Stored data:
%%

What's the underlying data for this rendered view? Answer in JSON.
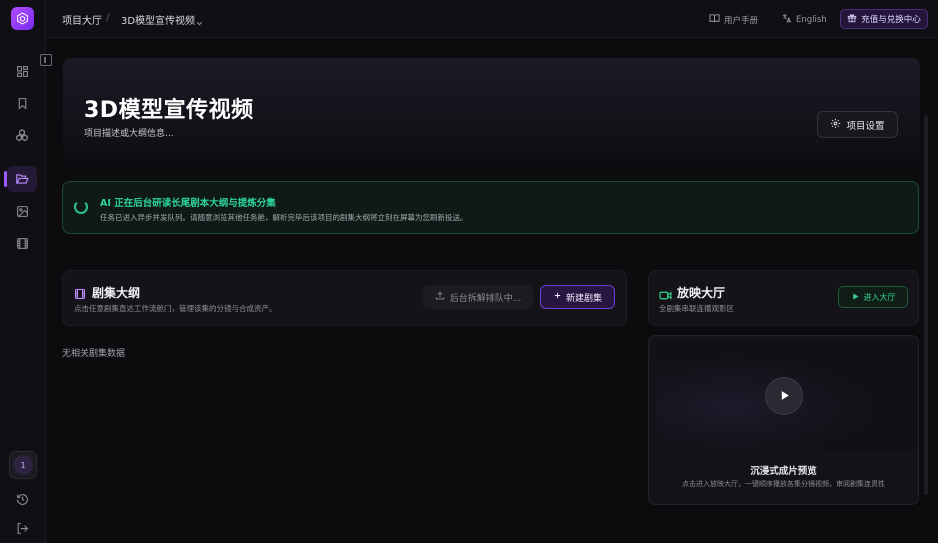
{
  "app": {
    "logo": "cube-logo-icon"
  },
  "sidebar": {
    "items": [
      {
        "icon": "dashboard-icon"
      },
      {
        "icon": "bookmark-icon"
      },
      {
        "icon": "assets-icon"
      },
      {
        "icon": "folder-icon",
        "active": true
      },
      {
        "icon": "image-icon"
      },
      {
        "icon": "film-icon"
      }
    ],
    "avatar_label": "1",
    "bottom": [
      {
        "icon": "history-icon"
      },
      {
        "icon": "logout-icon"
      }
    ]
  },
  "header": {
    "breadcrumb_root": "项目大厅",
    "breadcrumb_sep": "/",
    "breadcrumb_current": "3D模型宣传视频",
    "manual": "用户手册",
    "language": "English",
    "recharge": "充值与兑换中心"
  },
  "project": {
    "title": "3D模型宣传视频",
    "description": "项目描述或大纲信息...",
    "settings_label": "项目设置"
  },
  "ai_status": {
    "title": "AI 正在后台研读长尾剧本大纲与提炼分集",
    "subtitle": "任务已进入异步并发队列。请随意浏览其他任务舱，解析完毕后该项目的剧集大纲将立刻在屏幕为您刷新投送。"
  },
  "episodes": {
    "title": "剧集大纲",
    "subtitle": "点击任意剧集直达工作流舱门，管理该集的分镜与合成资产。",
    "queue_label": "后台拆解排队中...",
    "new_label": "新建剧集",
    "empty": "无相关剧集数据"
  },
  "screening": {
    "title": "放映大厅",
    "subtitle": "全剧集串联连播观影区",
    "enter_label": "进入大厅",
    "preview_title": "沉浸式成片预览",
    "preview_subtitle": "点击进入放映大厅，一键顺序播放各集分镜视频，审阅剧集连贯性"
  },
  "colors": {
    "accent": "#9b5cff",
    "success": "#2fd49a",
    "background": "#0c0c0f"
  }
}
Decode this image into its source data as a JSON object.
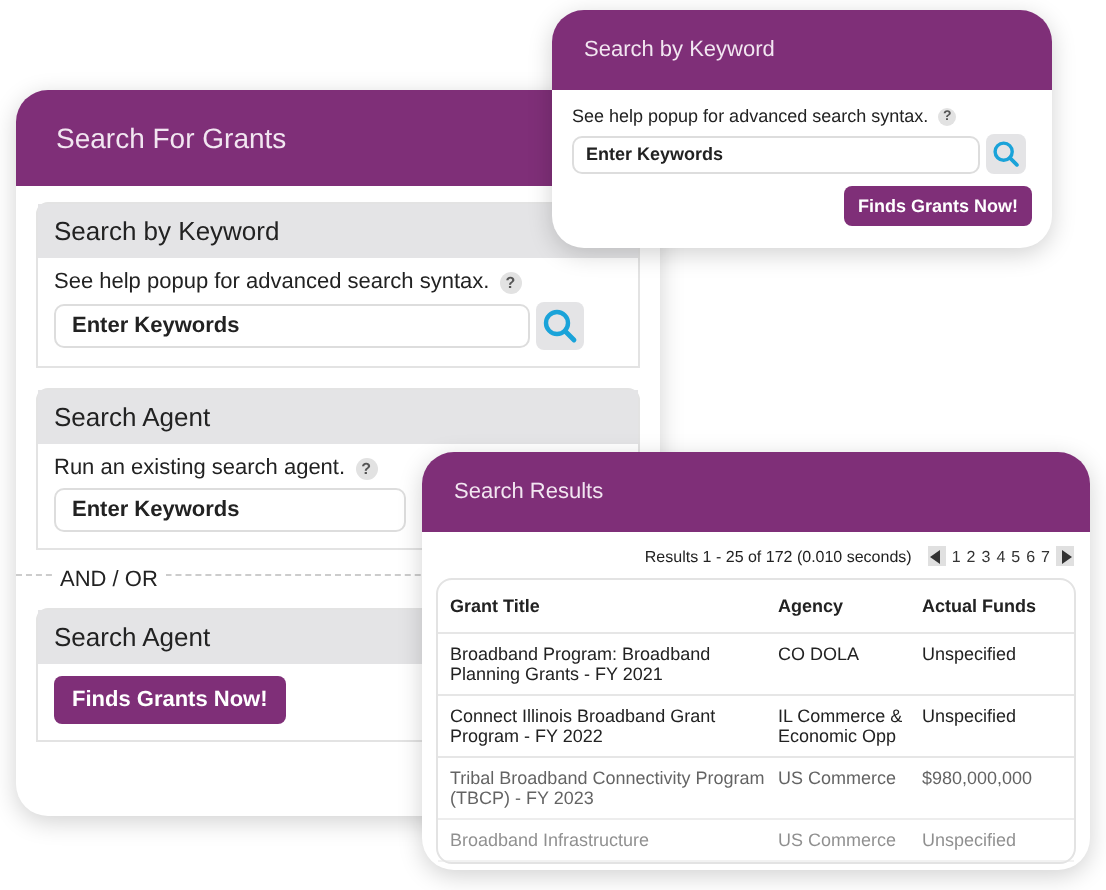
{
  "main_panel": {
    "title": "Search For Grants",
    "sections": [
      {
        "kind": "keyword",
        "title": "Search by Keyword",
        "hint": "See help popup for advanced search syntax.",
        "help": "?",
        "field_placeholder": "Enter Keywords"
      },
      {
        "kind": "agent",
        "title": "Search Agent",
        "hint": "Run an existing search agent.",
        "help": "?",
        "field_placeholder": "Enter Keywords"
      },
      {
        "kind": "separator",
        "label": "AND / OR"
      },
      {
        "kind": "action",
        "title": "Search Agent",
        "button": "Finds Grants Now!"
      }
    ]
  },
  "keyword_popup": {
    "title": "Search by Keyword",
    "hint": "See help popup for advanced search syntax.",
    "help": "?",
    "field_placeholder": "Enter Keywords",
    "button": "Finds Grants Now!"
  },
  "results_panel": {
    "title": "Search Results",
    "summary": "Results 1 - 25 of 172 (0.010 seconds)",
    "pages": [
      "1",
      "2",
      "3",
      "4",
      "5",
      "6",
      "7"
    ],
    "columns": [
      "Grant Title",
      "Agency",
      "Actual Funds"
    ],
    "rows": [
      {
        "kind": "normal",
        "cells": [
          "Broadband Program: Broadband Planning Grants - FY 2021",
          "CO DOLA",
          "Unspecified"
        ]
      },
      {
        "kind": "normal",
        "cells": [
          "Connect Illinois Broadband Grant Program - FY 2022",
          "IL Commerce & Economic Opp",
          "Unspecified"
        ]
      },
      {
        "kind": "dim",
        "cells": [
          "Tribal Broadband Connectivity Program (TBCP) - FY 2023",
          "US Commerce",
          "$980,000,000"
        ]
      },
      {
        "kind": "faint",
        "cells": [
          "Broadband Infrastructure",
          "US Commerce",
          "Unspecified"
        ]
      }
    ]
  }
}
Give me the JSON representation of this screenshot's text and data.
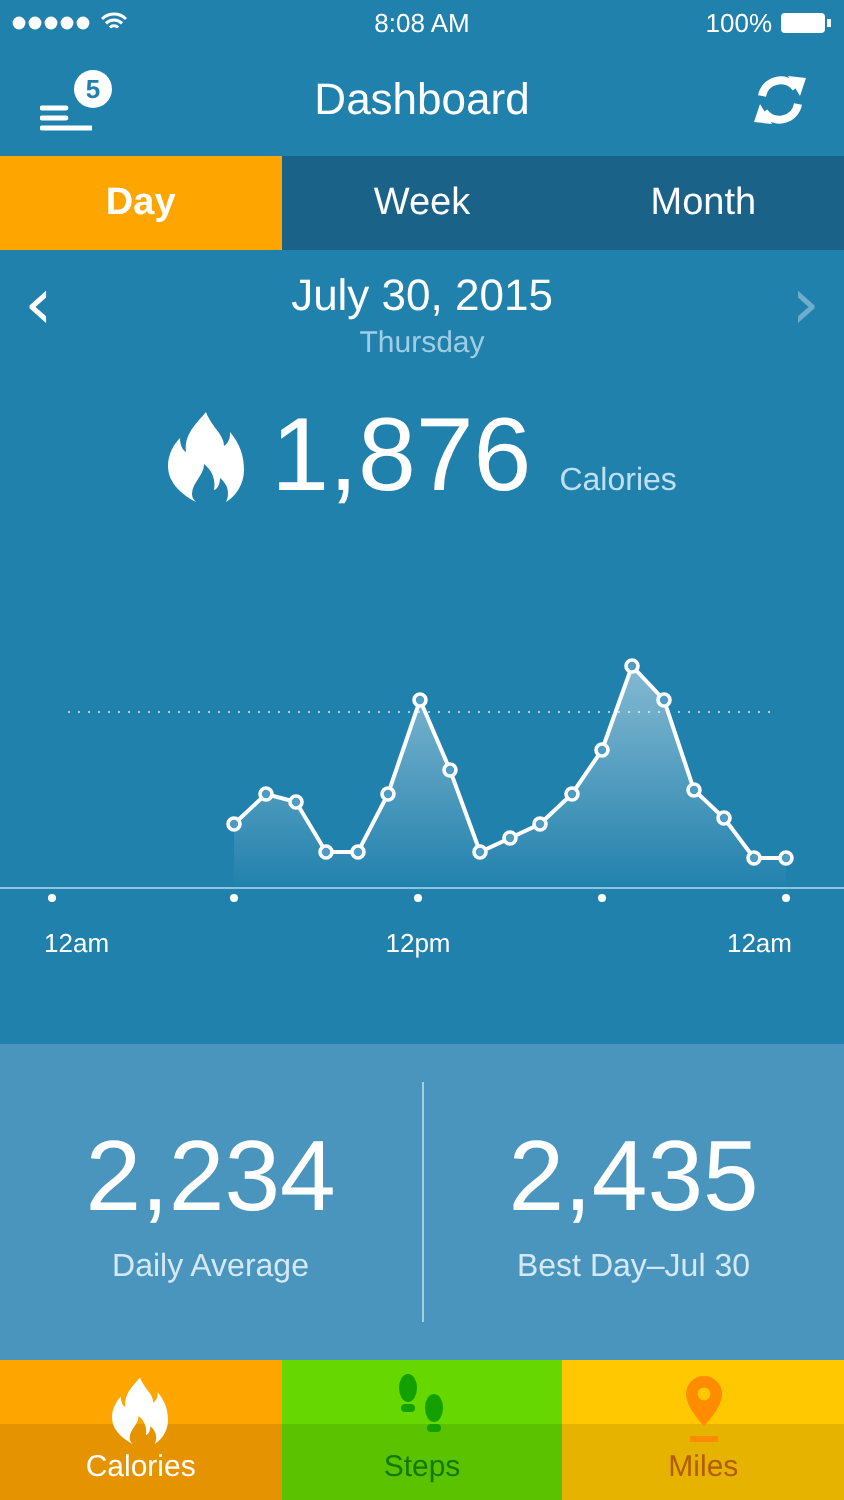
{
  "status_bar": {
    "time": "8:08 AM",
    "battery": "100%"
  },
  "header": {
    "title": "Dashboard",
    "badge": "5"
  },
  "tabs": [
    {
      "label": "Day",
      "selected": true
    },
    {
      "label": "Week",
      "selected": false
    },
    {
      "label": "Month",
      "selected": false
    }
  ],
  "date": {
    "prev": "‹",
    "date": "July 30, 2015",
    "weekday": "Thursday",
    "next": "›",
    "next_disabled": true
  },
  "total": {
    "value": "1,876",
    "unit": "Calories"
  },
  "chart": {
    "x_labels": [
      "12am",
      "12pm",
      "12am"
    ]
  },
  "stats": [
    {
      "value": "2,234",
      "label": "Daily Average"
    },
    {
      "value": "2,435",
      "label": "Best Day–Jul 30"
    }
  ],
  "bottom_tabs": [
    {
      "kind": "flame",
      "label": "Calories",
      "color": "#ffa500"
    },
    {
      "kind": "steps",
      "label": "Steps",
      "color": "#66d800"
    },
    {
      "kind": "pin",
      "label": "Miles",
      "color": "#ffc800"
    }
  ]
}
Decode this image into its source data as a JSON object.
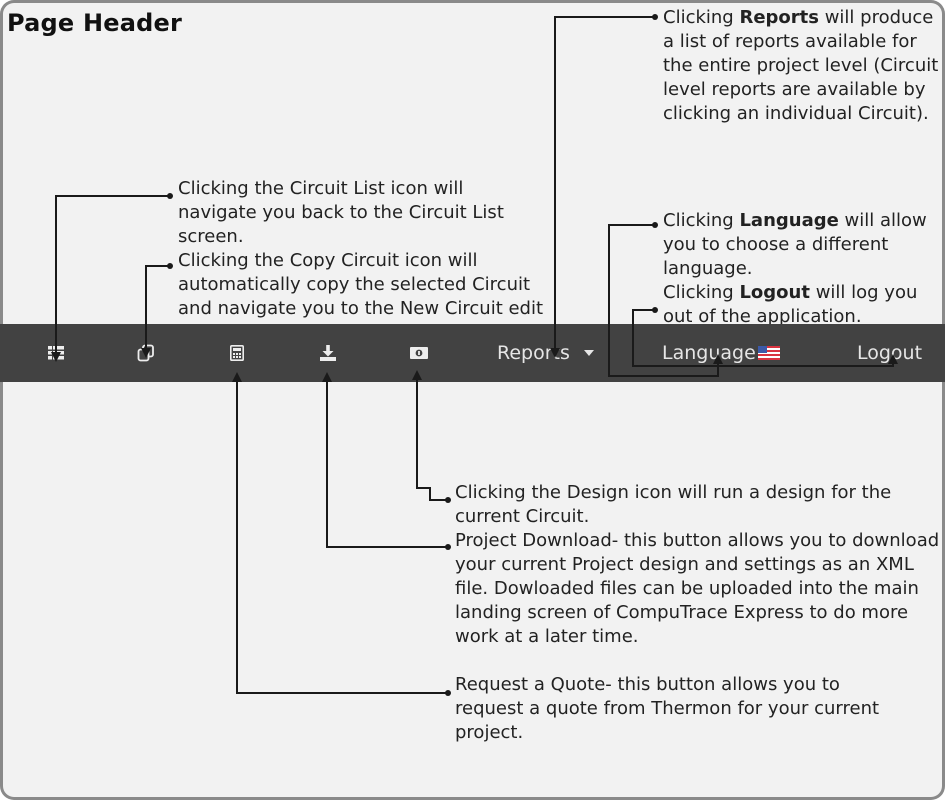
{
  "page_title": "Page Header",
  "navbar": {
    "icons": [
      {
        "name": "circuit-list-icon"
      },
      {
        "name": "copy-circuit-icon"
      },
      {
        "name": "request-quote-icon"
      },
      {
        "name": "project-download-icon"
      },
      {
        "name": "design-icon"
      }
    ],
    "reports_label": "Reports",
    "language_label": "Language",
    "logout_label": "Logout",
    "background_color": "#424242",
    "text_color": "#e6e6e6"
  },
  "notes": {
    "reports": {
      "pre": "Clicking ",
      "bold": "Reports",
      "post": " will produce a list of reports available for the entire project level (Circuit level reports are available by clicking an individual Circuit)."
    },
    "circuit_list": {
      "text": "Clicking the Circuit List icon will navigate you back to the Circuit List screen."
    },
    "copy_circuit": {
      "text": "Clicking the Copy Circuit icon will automatically copy the selected Circuit and navigate you to the New Circuit edit screen."
    },
    "language": {
      "pre": "Clicking ",
      "bold": "Language",
      "post": " will allow you to choose a different language."
    },
    "logout": {
      "pre": "Clicking ",
      "bold": "Logout",
      "post": " will log you out of the application."
    },
    "design": {
      "text": "Clicking the Design icon will run a design for the current Circuit."
    },
    "download": {
      "text": "Project Download- this button allows you to download your current Project design and settings as an XML file. Dowloaded files can be uploaded into the main landing screen of CompuTrace Express to do more work at a later time."
    },
    "quote": {
      "text": "Request a Quote- this button allows you to request a quote from Thermon for your current project."
    }
  }
}
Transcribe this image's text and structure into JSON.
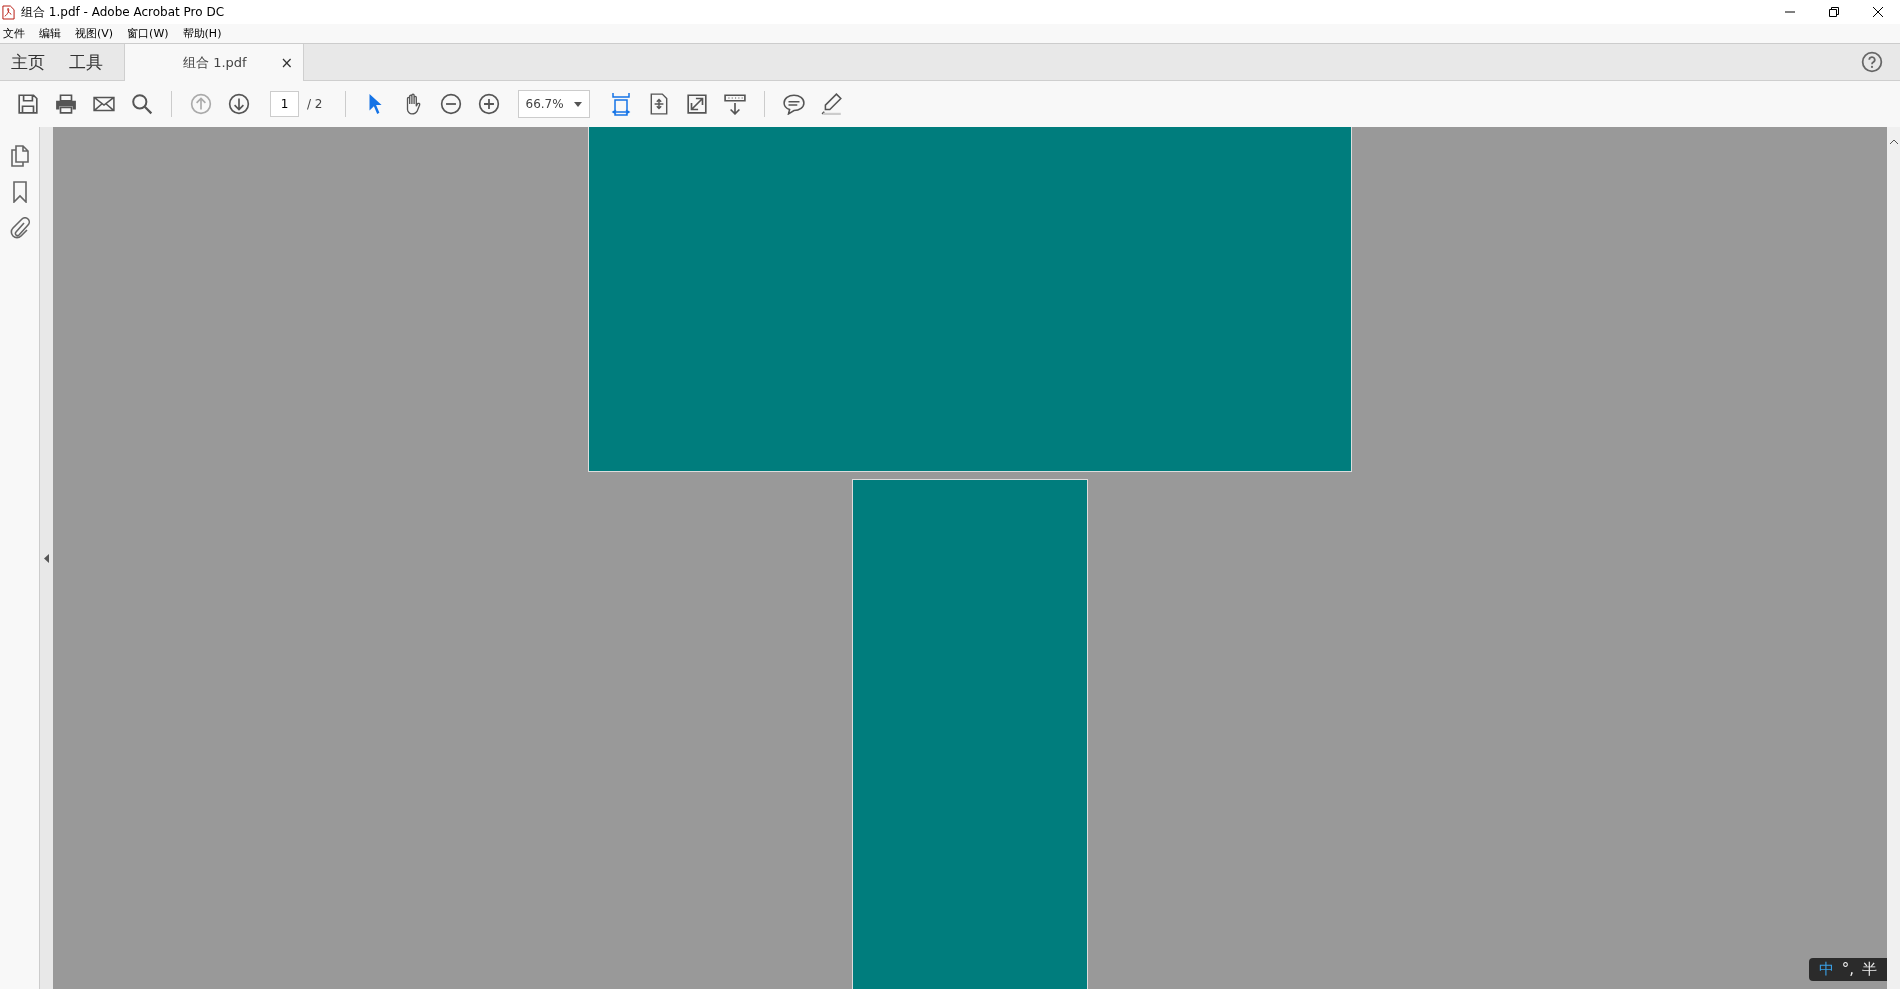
{
  "window": {
    "title": "组合 1.pdf - Adobe Acrobat Pro DC"
  },
  "menu": [
    "文件",
    "编辑",
    "视图(V)",
    "窗口(W)",
    "帮助(H)"
  ],
  "tabs": [
    {
      "label": "主页",
      "selected": false
    },
    {
      "label": "工具",
      "selected": false
    },
    {
      "label": "组合 1.pdf",
      "selected": true,
      "close": "×"
    }
  ],
  "toolbar": {
    "page_field": "1",
    "page_total": "/ 2",
    "zoom": "66.7%"
  },
  "pages": [
    {
      "kind": "landscape",
      "color": "#007d7d"
    },
    {
      "kind": "portrait",
      "color": "#007d7d"
    }
  ],
  "ime_bar": {
    "mode": "中",
    "punctuation": "°,",
    "width": "半"
  }
}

%%

What this task involves. List the lines of the records where "JSON" occurs.

Task result.
What's the underlying data for this rendered view? Answer in JSON.
Decode this image into its source data as a JSON object.
Give me the JSON representation of this screenshot's text and data.
Decode this image into its source data as a JSON object.
Transcribe this image's text and structure into JSON.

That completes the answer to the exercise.